Your task
Write the number of lines holding the word "semana", and nothing else.

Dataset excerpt
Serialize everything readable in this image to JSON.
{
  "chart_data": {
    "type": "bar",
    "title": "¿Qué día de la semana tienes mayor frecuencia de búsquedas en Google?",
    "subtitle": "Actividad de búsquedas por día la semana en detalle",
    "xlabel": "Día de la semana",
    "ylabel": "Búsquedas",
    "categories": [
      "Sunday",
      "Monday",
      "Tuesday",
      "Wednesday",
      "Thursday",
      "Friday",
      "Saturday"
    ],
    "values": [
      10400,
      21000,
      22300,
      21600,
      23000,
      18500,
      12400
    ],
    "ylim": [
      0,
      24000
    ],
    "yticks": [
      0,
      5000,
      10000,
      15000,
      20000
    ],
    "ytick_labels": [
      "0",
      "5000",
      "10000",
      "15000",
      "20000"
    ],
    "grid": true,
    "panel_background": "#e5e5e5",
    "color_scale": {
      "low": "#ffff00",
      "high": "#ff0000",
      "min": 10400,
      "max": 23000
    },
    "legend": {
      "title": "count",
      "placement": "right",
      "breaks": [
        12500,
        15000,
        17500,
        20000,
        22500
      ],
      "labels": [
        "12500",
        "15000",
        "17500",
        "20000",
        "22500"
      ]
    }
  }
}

* * *

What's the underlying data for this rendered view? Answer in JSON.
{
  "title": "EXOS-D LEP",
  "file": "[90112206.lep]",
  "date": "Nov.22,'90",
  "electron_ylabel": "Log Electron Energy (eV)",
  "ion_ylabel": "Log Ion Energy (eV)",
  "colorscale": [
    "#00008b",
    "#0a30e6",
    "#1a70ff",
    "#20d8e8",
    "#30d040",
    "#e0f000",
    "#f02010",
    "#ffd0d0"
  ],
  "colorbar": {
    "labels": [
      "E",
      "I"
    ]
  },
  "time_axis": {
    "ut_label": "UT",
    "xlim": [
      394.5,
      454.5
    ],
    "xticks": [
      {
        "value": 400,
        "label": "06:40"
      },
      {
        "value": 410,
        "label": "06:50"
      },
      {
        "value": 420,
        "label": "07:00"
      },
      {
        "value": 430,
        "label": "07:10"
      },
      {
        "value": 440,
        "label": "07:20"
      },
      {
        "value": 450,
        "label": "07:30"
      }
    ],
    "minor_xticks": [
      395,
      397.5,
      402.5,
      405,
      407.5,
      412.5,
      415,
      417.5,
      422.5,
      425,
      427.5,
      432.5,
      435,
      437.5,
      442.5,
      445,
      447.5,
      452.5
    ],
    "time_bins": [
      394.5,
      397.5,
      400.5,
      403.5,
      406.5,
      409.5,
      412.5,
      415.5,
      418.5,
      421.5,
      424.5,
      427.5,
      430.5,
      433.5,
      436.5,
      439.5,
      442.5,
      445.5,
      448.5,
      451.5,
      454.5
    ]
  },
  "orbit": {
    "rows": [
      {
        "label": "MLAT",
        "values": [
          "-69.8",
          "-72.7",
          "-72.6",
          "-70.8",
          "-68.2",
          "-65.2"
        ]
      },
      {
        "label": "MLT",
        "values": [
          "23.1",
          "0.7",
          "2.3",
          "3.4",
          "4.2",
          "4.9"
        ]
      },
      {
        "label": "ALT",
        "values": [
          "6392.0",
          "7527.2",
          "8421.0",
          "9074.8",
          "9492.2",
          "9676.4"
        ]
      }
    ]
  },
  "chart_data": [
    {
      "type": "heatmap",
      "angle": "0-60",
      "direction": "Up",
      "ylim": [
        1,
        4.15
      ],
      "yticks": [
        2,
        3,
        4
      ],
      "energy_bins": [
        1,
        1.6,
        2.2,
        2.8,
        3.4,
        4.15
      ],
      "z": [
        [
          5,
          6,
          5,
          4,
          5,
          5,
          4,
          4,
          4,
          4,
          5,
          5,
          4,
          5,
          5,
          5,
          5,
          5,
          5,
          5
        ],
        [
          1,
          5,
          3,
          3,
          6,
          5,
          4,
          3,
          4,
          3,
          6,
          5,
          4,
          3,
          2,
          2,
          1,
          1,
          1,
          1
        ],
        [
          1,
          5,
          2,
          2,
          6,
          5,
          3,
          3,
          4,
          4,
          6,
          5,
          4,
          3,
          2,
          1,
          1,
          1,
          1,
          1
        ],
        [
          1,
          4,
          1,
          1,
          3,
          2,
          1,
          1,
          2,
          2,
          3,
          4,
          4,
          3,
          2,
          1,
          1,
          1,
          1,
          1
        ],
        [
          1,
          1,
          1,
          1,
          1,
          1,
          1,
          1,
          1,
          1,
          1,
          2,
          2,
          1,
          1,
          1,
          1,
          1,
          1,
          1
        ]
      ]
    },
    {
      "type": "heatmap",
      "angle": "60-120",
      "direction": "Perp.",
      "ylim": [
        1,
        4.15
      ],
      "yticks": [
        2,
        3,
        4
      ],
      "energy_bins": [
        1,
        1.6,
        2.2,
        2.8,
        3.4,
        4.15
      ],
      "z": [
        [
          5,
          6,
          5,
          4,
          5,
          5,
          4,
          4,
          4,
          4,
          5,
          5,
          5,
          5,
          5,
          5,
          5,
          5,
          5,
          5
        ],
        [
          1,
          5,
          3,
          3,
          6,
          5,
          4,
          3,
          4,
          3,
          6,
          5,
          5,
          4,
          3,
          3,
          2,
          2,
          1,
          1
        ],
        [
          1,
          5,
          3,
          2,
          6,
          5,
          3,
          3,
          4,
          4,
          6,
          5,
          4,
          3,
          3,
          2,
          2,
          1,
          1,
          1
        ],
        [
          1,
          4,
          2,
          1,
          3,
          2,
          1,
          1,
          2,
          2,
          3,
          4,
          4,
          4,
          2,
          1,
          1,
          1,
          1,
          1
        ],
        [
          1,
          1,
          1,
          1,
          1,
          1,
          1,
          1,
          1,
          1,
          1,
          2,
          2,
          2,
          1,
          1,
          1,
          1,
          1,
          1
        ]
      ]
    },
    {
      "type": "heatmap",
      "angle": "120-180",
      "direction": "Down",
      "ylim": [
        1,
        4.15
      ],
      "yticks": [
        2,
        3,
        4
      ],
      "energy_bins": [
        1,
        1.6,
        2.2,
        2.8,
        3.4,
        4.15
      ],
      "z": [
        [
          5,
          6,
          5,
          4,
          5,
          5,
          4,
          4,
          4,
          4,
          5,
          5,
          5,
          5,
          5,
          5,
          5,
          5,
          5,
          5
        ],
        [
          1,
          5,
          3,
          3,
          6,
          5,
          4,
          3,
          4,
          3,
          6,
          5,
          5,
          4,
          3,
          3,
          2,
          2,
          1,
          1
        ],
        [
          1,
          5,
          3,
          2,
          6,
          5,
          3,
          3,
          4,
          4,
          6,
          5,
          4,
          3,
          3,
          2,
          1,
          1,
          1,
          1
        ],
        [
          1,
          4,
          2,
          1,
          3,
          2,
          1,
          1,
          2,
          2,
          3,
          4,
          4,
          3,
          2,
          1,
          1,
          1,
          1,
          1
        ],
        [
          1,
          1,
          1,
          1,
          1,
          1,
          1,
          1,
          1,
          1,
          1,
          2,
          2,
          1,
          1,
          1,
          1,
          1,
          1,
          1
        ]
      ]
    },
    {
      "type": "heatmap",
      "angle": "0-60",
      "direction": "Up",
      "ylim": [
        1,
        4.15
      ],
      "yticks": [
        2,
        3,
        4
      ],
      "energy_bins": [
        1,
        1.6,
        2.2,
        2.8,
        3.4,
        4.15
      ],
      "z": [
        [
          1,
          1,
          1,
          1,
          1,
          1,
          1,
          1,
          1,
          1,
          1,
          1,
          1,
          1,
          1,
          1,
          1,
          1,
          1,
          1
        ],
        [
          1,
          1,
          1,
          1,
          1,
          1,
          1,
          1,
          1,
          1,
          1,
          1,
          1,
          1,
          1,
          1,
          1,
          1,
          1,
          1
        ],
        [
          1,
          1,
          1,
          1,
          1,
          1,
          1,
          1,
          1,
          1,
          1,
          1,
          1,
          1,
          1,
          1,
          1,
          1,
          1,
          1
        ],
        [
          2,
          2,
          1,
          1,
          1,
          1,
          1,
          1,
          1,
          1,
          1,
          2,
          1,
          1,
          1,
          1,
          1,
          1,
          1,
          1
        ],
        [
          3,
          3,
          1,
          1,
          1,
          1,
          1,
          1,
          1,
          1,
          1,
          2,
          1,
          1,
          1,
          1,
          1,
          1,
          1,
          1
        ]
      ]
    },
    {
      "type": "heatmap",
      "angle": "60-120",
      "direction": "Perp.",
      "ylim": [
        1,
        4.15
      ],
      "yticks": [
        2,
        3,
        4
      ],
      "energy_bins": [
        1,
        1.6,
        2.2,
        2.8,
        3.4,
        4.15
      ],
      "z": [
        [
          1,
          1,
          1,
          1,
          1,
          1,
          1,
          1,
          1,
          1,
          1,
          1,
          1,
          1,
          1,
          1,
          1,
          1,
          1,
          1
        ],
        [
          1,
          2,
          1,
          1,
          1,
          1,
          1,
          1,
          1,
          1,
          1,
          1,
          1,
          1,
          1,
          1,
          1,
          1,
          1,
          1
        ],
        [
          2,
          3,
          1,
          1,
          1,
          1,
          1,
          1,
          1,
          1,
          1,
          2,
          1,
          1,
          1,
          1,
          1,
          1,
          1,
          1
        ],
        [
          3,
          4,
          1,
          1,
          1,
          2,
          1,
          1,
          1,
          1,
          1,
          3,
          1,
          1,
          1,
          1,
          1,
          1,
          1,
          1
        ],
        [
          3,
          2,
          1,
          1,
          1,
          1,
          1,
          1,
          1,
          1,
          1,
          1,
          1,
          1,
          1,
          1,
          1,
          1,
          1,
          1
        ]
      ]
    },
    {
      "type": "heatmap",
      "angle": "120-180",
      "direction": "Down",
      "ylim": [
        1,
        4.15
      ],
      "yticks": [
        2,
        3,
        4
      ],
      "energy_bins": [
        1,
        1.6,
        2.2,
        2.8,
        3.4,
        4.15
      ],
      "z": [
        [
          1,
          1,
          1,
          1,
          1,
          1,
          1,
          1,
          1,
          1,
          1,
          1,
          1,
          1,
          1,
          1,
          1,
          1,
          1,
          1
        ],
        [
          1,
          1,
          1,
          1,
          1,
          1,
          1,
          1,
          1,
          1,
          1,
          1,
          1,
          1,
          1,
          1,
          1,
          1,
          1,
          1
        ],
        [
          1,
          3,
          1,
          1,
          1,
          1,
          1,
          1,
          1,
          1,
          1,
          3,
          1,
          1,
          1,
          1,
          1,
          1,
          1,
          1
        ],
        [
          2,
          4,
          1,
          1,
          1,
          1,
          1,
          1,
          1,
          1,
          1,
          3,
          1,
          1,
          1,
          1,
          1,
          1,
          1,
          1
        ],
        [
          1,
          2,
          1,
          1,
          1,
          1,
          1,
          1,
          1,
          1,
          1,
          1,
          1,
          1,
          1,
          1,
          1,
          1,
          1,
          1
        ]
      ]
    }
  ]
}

...

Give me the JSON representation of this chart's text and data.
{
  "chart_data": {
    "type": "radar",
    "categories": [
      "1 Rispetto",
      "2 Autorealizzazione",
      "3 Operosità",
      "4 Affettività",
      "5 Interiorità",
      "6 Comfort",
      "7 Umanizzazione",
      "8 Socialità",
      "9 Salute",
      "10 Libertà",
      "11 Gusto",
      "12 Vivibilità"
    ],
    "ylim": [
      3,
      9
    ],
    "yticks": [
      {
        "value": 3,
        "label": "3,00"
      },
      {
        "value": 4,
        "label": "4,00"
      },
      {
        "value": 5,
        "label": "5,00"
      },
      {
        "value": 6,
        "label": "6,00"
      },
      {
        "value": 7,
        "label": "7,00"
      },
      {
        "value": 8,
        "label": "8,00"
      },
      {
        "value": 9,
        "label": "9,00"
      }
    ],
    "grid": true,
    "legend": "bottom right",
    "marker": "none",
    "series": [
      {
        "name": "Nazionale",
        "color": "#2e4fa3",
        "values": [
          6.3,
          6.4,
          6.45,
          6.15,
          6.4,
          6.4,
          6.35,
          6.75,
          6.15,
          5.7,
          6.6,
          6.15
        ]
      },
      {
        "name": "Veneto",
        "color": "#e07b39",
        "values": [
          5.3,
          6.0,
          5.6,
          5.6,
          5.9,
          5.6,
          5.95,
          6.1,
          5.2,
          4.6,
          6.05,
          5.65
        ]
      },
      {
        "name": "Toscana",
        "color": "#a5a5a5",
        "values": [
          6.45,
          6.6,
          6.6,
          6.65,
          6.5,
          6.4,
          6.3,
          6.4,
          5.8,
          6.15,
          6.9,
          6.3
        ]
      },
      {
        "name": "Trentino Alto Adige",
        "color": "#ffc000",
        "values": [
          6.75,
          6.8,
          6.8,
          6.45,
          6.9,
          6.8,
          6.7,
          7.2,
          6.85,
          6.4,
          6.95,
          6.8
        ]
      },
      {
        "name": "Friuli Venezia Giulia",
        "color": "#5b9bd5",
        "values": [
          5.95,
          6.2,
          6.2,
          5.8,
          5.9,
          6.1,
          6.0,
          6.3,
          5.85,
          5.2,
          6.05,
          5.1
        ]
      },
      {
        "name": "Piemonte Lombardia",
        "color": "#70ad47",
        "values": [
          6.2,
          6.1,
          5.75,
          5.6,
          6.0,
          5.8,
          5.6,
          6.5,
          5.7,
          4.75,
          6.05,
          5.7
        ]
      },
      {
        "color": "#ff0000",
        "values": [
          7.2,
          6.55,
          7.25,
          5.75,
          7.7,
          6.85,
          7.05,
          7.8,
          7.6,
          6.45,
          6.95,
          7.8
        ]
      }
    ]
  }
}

Written response
3